(Listings of boxed layout items)
* Begin *

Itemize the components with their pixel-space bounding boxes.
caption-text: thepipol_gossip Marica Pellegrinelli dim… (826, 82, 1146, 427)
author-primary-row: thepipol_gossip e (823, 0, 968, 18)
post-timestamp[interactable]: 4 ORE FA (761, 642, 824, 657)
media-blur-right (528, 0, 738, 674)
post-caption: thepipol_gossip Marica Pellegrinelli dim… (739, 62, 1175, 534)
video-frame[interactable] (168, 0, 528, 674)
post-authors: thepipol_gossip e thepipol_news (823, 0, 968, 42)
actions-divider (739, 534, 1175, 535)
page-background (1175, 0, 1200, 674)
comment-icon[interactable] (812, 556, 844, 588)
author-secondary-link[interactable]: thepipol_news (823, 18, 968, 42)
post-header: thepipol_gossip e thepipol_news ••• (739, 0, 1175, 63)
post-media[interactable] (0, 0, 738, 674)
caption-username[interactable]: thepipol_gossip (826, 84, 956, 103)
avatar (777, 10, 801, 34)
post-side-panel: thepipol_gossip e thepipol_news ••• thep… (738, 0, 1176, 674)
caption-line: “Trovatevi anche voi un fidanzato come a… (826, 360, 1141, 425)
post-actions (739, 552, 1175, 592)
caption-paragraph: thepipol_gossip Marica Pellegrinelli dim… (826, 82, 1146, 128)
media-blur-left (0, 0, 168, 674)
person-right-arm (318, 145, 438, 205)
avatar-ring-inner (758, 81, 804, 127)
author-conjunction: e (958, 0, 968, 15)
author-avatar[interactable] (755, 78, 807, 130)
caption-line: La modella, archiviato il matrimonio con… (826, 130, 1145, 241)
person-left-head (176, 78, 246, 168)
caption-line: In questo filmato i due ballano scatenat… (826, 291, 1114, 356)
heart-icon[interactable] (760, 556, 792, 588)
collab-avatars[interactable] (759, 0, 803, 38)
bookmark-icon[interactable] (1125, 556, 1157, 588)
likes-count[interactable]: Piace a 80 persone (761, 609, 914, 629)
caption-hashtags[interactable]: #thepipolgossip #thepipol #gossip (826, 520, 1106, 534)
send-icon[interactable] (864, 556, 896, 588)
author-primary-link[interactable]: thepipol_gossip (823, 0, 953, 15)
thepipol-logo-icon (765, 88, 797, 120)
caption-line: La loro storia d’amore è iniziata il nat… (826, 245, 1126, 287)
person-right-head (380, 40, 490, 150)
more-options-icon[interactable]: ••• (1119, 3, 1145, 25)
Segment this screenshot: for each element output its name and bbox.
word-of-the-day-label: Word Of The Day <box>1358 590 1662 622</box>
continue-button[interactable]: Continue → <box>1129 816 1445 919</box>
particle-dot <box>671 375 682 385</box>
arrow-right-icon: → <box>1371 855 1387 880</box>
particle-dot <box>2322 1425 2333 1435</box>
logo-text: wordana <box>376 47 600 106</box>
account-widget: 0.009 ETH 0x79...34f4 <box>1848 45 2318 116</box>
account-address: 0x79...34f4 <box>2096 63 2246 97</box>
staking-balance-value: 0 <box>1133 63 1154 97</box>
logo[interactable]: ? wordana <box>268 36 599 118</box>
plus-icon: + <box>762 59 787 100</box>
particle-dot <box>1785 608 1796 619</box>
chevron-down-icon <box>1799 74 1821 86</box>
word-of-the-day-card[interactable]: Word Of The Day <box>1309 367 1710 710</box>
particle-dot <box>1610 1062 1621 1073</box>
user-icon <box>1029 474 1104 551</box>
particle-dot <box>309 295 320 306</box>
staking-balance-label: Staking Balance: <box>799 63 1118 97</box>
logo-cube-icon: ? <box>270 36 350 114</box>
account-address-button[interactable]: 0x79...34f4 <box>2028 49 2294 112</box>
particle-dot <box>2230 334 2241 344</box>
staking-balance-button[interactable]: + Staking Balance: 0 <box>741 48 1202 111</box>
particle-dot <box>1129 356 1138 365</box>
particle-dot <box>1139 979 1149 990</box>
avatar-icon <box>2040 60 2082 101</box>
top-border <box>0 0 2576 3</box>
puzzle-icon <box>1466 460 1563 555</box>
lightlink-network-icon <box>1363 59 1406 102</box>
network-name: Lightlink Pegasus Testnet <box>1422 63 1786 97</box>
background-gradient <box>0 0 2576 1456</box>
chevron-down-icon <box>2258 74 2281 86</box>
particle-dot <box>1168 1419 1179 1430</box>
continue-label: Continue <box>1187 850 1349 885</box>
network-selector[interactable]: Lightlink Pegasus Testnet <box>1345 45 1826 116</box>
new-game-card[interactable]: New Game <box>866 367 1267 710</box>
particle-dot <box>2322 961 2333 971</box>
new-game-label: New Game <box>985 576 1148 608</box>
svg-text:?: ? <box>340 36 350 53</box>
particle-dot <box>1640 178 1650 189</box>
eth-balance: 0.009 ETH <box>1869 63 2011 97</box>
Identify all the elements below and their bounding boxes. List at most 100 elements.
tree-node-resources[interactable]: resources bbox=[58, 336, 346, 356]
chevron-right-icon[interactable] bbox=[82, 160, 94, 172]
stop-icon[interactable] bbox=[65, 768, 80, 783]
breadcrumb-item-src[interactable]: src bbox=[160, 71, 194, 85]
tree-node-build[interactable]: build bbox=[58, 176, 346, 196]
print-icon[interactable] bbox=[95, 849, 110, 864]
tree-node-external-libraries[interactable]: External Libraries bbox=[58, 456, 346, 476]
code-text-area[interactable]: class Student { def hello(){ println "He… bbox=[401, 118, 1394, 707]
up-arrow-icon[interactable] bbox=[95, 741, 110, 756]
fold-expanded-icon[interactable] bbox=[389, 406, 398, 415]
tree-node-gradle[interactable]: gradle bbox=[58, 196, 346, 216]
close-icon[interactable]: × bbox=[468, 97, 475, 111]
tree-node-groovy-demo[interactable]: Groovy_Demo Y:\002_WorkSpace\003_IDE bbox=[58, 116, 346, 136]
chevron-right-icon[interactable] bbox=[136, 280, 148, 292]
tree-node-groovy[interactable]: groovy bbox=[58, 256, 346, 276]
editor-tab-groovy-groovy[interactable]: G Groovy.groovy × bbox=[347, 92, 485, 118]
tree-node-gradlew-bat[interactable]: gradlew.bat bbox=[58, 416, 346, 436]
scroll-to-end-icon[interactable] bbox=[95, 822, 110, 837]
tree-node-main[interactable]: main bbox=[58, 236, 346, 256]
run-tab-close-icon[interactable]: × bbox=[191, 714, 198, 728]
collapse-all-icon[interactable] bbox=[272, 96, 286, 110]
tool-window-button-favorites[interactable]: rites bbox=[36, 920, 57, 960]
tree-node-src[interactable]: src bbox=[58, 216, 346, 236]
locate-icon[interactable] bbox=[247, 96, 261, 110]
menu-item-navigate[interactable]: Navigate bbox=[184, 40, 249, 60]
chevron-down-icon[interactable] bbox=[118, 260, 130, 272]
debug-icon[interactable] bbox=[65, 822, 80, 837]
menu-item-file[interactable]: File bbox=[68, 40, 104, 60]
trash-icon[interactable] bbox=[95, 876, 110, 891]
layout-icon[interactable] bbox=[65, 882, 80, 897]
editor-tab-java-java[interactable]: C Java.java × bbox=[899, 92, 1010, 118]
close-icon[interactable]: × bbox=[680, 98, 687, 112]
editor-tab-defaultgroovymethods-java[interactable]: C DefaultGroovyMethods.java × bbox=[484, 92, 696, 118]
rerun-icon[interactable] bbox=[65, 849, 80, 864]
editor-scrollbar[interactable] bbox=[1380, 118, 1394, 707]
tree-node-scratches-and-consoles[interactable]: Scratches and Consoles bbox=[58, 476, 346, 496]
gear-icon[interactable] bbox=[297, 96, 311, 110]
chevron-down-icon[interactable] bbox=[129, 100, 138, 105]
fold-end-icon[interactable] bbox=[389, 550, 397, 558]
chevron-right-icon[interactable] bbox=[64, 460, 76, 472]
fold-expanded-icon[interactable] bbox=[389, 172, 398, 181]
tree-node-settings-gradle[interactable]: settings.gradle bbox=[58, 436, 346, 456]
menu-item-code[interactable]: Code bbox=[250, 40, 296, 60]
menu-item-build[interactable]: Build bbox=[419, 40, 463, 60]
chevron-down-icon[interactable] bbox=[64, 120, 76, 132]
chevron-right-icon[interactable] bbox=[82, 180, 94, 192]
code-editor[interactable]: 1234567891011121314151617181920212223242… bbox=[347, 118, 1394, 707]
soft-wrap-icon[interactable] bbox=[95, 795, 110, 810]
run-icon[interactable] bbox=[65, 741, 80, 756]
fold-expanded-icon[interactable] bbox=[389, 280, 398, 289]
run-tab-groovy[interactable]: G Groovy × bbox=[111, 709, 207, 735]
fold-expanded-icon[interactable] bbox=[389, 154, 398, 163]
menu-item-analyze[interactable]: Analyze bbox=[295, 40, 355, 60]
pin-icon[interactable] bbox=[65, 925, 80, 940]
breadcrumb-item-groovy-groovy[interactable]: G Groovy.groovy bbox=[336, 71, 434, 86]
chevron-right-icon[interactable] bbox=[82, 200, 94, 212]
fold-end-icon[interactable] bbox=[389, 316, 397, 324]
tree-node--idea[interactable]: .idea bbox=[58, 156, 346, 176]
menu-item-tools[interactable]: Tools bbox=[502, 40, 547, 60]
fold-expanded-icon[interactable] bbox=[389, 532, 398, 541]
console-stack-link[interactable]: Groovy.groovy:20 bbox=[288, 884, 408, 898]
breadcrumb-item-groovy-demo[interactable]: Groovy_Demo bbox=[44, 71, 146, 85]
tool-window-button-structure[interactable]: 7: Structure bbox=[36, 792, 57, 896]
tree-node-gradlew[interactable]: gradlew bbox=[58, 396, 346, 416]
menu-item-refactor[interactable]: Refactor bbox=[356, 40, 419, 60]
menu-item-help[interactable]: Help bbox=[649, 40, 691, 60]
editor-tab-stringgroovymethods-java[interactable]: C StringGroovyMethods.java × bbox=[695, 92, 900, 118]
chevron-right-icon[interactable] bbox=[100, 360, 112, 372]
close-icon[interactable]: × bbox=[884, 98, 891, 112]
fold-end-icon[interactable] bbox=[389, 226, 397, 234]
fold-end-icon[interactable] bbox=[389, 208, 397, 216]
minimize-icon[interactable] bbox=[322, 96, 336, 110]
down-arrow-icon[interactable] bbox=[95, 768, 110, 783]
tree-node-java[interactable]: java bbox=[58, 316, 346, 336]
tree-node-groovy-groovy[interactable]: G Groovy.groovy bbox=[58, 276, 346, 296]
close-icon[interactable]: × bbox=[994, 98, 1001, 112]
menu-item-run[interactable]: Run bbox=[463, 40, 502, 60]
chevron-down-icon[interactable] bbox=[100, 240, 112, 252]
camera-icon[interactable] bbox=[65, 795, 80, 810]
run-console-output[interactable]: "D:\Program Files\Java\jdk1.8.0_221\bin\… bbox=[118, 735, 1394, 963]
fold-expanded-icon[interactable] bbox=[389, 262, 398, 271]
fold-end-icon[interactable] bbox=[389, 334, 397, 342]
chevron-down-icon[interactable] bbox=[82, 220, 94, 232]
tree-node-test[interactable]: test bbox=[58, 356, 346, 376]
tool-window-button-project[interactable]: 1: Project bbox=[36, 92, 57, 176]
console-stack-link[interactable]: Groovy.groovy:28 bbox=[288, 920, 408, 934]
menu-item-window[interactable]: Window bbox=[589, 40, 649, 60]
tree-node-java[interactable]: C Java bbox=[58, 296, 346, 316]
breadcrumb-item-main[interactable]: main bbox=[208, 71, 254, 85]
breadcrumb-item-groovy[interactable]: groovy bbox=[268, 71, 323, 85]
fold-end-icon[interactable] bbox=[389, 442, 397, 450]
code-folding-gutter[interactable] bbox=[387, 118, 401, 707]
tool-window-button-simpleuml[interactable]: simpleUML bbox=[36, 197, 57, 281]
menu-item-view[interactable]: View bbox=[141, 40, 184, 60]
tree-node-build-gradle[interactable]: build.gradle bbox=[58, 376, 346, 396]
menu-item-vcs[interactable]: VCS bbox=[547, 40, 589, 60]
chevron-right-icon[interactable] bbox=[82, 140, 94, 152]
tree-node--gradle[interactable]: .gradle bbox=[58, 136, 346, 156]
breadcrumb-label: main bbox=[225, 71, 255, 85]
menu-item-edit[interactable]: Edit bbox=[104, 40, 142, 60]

* End *

(PROBLEM) Convert everything from the start of the lines down through the line containing "page-background (1175, 0, 1200, 674)" into a Markdown table with the columns Row and Line, leaving out any blank lines.

(REPLY TO THE EXERCISE)
| Row | Line |
|---|---|
| 1 | Itemize the components with their pixel-space bounding boxes. |
| 2 | caption-text: thepipol_gossip Marica Pellegrinelli dim… (826, 82, 1146, 427) |
| 3 | author-primary-row: thepipol_gossip e (823, 0, 968, 18) |
| 4 | post-timestamp[interactable]: 4 ORE FA (761, 642, 824, 657) |
| 5 | media-blur-right (528, 0, 738, 674) |
| 6 | post-caption: thepipol_gossip Marica Pellegrinelli dim… (739, 62, 1175, 534) |
| 7 | video-frame[interactable] (168, 0, 528, 674) |
| 8 | post-authors: thepipol_gossip e thepipol_news (823, 0, 968, 42) |
| 9 | actions-divider (739, 534, 1175, 535) |
| 10 | page-background (1175, 0, 1200, 674) |